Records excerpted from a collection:
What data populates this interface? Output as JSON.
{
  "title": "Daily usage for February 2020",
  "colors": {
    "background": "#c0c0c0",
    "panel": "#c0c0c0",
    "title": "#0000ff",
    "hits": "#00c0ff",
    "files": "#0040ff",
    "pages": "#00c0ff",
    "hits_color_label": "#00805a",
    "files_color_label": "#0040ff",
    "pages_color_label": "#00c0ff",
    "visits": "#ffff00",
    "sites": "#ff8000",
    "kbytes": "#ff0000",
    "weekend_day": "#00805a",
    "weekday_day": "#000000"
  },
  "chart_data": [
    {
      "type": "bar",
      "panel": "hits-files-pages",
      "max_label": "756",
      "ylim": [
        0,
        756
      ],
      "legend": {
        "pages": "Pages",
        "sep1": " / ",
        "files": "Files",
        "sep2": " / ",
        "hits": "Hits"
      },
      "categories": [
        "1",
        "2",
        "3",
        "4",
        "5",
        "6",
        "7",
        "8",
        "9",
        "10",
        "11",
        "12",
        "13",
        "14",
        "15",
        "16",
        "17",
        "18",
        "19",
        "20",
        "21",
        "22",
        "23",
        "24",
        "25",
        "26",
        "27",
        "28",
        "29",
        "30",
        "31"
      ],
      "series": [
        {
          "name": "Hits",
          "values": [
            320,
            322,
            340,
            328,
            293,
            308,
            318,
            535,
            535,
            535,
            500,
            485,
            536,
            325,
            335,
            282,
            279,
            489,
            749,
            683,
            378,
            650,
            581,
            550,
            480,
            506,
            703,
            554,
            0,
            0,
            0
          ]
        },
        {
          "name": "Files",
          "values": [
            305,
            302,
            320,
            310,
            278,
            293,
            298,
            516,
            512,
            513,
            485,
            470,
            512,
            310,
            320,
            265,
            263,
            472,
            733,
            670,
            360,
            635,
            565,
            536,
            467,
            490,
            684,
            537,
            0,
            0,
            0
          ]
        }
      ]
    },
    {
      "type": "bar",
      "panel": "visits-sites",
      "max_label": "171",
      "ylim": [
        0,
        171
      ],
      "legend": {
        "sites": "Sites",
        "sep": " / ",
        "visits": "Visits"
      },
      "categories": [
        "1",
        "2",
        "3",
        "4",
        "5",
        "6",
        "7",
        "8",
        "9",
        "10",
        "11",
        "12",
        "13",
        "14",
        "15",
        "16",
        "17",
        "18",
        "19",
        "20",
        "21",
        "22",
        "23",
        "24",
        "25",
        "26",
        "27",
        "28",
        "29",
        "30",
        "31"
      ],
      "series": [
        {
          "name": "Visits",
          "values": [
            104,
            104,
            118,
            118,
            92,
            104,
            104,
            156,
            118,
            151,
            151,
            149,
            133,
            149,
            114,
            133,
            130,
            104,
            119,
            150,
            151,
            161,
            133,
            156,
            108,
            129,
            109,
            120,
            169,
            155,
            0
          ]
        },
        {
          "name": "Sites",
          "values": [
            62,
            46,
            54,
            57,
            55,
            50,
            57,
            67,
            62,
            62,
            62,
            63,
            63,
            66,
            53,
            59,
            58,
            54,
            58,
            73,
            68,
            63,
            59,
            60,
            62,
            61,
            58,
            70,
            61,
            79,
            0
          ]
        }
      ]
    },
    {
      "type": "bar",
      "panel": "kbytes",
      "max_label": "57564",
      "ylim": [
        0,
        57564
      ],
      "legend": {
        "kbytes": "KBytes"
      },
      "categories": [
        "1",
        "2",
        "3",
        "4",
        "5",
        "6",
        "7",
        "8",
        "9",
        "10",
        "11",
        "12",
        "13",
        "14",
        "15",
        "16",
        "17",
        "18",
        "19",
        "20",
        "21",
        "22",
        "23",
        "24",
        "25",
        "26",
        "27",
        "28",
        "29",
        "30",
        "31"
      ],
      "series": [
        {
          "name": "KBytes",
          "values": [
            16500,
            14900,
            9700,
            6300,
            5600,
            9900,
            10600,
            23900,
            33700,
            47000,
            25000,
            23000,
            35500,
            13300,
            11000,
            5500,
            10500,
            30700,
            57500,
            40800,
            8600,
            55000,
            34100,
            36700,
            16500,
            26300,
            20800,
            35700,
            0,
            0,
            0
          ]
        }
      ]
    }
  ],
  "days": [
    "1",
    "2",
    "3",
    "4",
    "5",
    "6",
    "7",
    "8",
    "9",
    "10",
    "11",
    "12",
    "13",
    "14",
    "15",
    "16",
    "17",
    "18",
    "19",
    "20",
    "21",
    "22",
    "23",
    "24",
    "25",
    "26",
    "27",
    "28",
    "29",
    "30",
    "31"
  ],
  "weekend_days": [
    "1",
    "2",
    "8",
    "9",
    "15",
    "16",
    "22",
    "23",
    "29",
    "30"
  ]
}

Your goal:
Restate the whole listing exactly, leaving out nothing.

Expected answer:
What data populates this interface? Output as JSON.
{
  "title": "Daily usage for February 2020",
  "colors": {
    "background": "#c0c0c0",
    "panel": "#c0c0c0",
    "title": "#0000ff",
    "hits": "#00c0ff",
    "files": "#0040ff",
    "pages": "#00c0ff",
    "hits_color_label": "#00805a",
    "files_color_label": "#0040ff",
    "pages_color_label": "#00c0ff",
    "visits": "#ffff00",
    "sites": "#ff8000",
    "kbytes": "#ff0000",
    "weekend_day": "#00805a",
    "weekday_day": "#000000"
  },
  "chart_data": [
    {
      "type": "bar",
      "panel": "hits-files-pages",
      "max_label": "756",
      "ylim": [
        0,
        756
      ],
      "legend": {
        "pages": "Pages",
        "sep1": " / ",
        "files": "Files",
        "sep2": " / ",
        "hits": "Hits"
      },
      "categories": [
        "1",
        "2",
        "3",
        "4",
        "5",
        "6",
        "7",
        "8",
        "9",
        "10",
        "11",
        "12",
        "13",
        "14",
        "15",
        "16",
        "17",
        "18",
        "19",
        "20",
        "21",
        "22",
        "23",
        "24",
        "25",
        "26",
        "27",
        "28",
        "29",
        "30",
        "31"
      ],
      "series": [
        {
          "name": "Hits",
          "values": [
            320,
            322,
            340,
            328,
            293,
            308,
            318,
            535,
            535,
            535,
            500,
            485,
            536,
            325,
            335,
            282,
            279,
            489,
            749,
            683,
            378,
            650,
            581,
            550,
            480,
            506,
            703,
            554,
            0,
            0,
            0
          ]
        },
        {
          "name": "Files",
          "values": [
            305,
            302,
            320,
            310,
            278,
            293,
            298,
            516,
            512,
            513,
            485,
            470,
            512,
            310,
            320,
            265,
            263,
            472,
            733,
            670,
            360,
            635,
            565,
            536,
            467,
            490,
            684,
            537,
            0,
            0,
            0
          ]
        }
      ]
    },
    {
      "type": "bar",
      "panel": "visits-sites",
      "max_label": "171",
      "ylim": [
        0,
        171
      ],
      "legend": {
        "sites": "Sites",
        "sep": " / ",
        "visits": "Visits"
      },
      "categories": [
        "1",
        "2",
        "3",
        "4",
        "5",
        "6",
        "7",
        "8",
        "9",
        "10",
        "11",
        "12",
        "13",
        "14",
        "15",
        "16",
        "17",
        "18",
        "19",
        "20",
        "21",
        "22",
        "23",
        "24",
        "25",
        "26",
        "27",
        "28",
        "29",
        "30",
        "31"
      ],
      "series": [
        {
          "name": "Visits",
          "values": [
            104,
            104,
            118,
            118,
            92,
            104,
            104,
            156,
            118,
            151,
            151,
            149,
            133,
            149,
            114,
            133,
            130,
            104,
            119,
            150,
            151,
            161,
            133,
            156,
            108,
            129,
            109,
            120,
            169,
            155,
            0
          ]
        },
        {
          "name": "Sites",
          "values": [
            62,
            46,
            54,
            57,
            55,
            50,
            57,
            67,
            62,
            62,
            62,
            63,
            63,
            66,
            53,
            59,
            58,
            54,
            58,
            73,
            68,
            63,
            59,
            60,
            62,
            61,
            58,
            70,
            61,
            79,
            0
          ]
        }
      ]
    },
    {
      "type": "bar",
      "panel": "kbytes",
      "max_label": "57564",
      "ylim": [
        0,
        57564
      ],
      "legend": {
        "kbytes": "KBytes"
      },
      "categories": [
        "1",
        "2",
        "3",
        "4",
        "5",
        "6",
        "7",
        "8",
        "9",
        "10",
        "11",
        "12",
        "13",
        "14",
        "15",
        "16",
        "17",
        "18",
        "19",
        "20",
        "21",
        "22",
        "23",
        "24",
        "25",
        "26",
        "27",
        "28",
        "29",
        "30",
        "31"
      ],
      "series": [
        {
          "name": "KBytes",
          "values": [
            16500,
            14900,
            9700,
            6300,
            5600,
            9900,
            10600,
            23900,
            33700,
            47000,
            25000,
            23000,
            35500,
            13300,
            11000,
            5500,
            10500,
            30700,
            57500,
            40800,
            8600,
            55000,
            34100,
            36700,
            16500,
            26300,
            20800,
            35700,
            0,
            0,
            0
          ]
        }
      ]
    }
  ],
  "days": [
    "1",
    "2",
    "3",
    "4",
    "5",
    "6",
    "7",
    "8",
    "9",
    "10",
    "11",
    "12",
    "13",
    "14",
    "15",
    "16",
    "17",
    "18",
    "19",
    "20",
    "21",
    "22",
    "23",
    "24",
    "25",
    "26",
    "27",
    "28",
    "29",
    "30",
    "31"
  ],
  "weekend_days": [
    "1",
    "2",
    "8",
    "9",
    "15",
    "16",
    "22",
    "23",
    "29",
    "30"
  ]
}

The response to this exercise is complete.